Required task ▸ Below are the records; reproduce all of them exactly but without any images.

-- Start Data entries --

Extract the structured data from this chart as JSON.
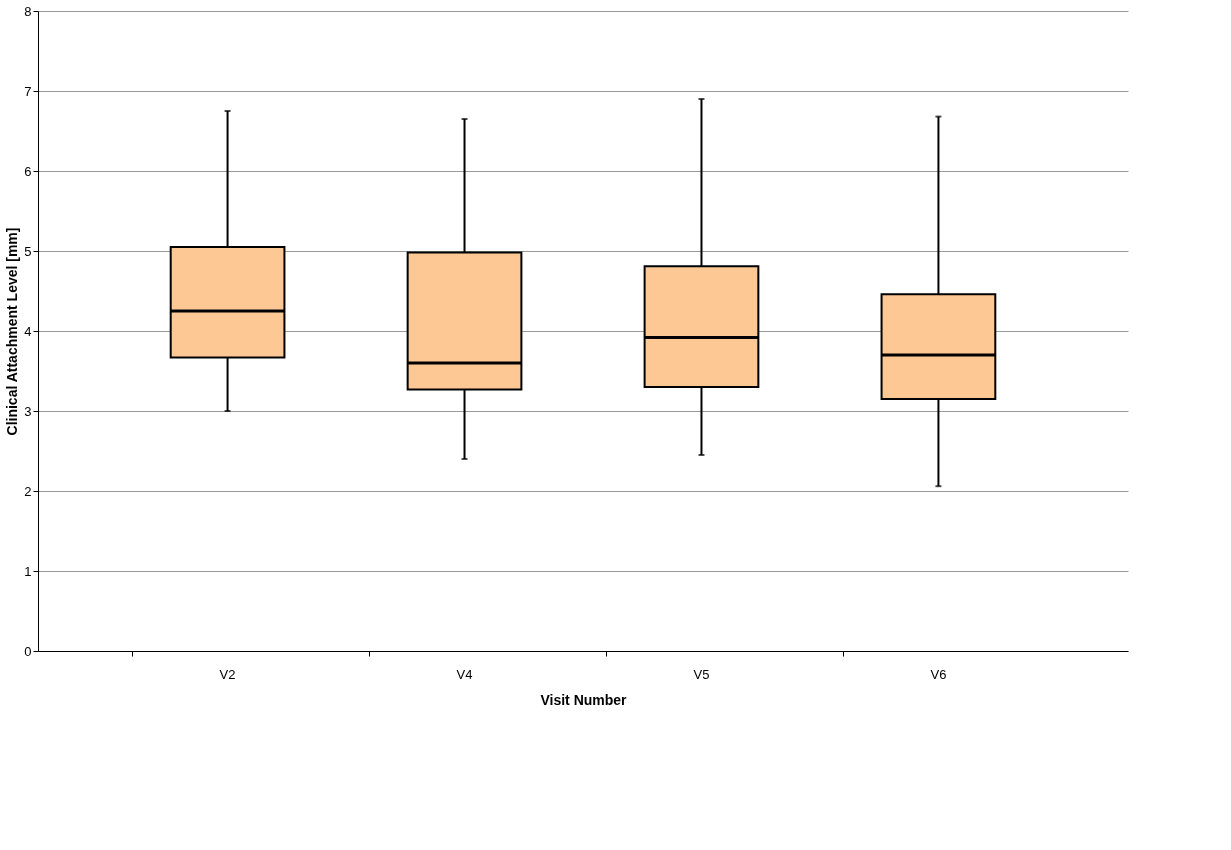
{
  "chart_data": {
    "type": "box",
    "xlabel": "Visit Number",
    "ylabel": "Clinical Attachment Level [mm]",
    "categories": [
      "V2",
      "V4",
      "V5",
      "V6"
    ],
    "color": "#fdc894",
    "boxes": [
      {
        "low": 3.0,
        "q1": 3.67,
        "median": 4.25,
        "q3": 5.05,
        "high": 6.75
      },
      {
        "low": 2.4,
        "q1": 3.27,
        "median": 3.6,
        "q3": 4.98,
        "high": 6.65
      },
      {
        "low": 2.45,
        "q1": 3.3,
        "median": 3.92,
        "q3": 4.81,
        "high": 6.9
      },
      {
        "low": 2.06,
        "q1": 3.15,
        "median": 3.7,
        "q3": 4.46,
        "high": 6.68
      }
    ],
    "ylim": [
      0,
      8
    ],
    "yticks": [
      0,
      1,
      2,
      3,
      4,
      5,
      6,
      7,
      8
    ],
    "grid": "y"
  }
}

-- End Data entries --

Task solution ▸
Extract the structured data from this chart as JSON.
{
  "chart_data": {
    "type": "box",
    "xlabel": "Visit Number",
    "ylabel": "Clinical Attachment Level [mm]",
    "categories": [
      "V2",
      "V4",
      "V5",
      "V6"
    ],
    "color": "#fdc894",
    "boxes": [
      {
        "low": 3.0,
        "q1": 3.67,
        "median": 4.25,
        "q3": 5.05,
        "high": 6.75
      },
      {
        "low": 2.4,
        "q1": 3.27,
        "median": 3.6,
        "q3": 4.98,
        "high": 6.65
      },
      {
        "low": 2.45,
        "q1": 3.3,
        "median": 3.92,
        "q3": 4.81,
        "high": 6.9
      },
      {
        "low": 2.06,
        "q1": 3.15,
        "median": 3.7,
        "q3": 4.46,
        "high": 6.68
      }
    ],
    "ylim": [
      0,
      8
    ],
    "yticks": [
      0,
      1,
      2,
      3,
      4,
      5,
      6,
      7,
      8
    ],
    "grid": "y"
  }
}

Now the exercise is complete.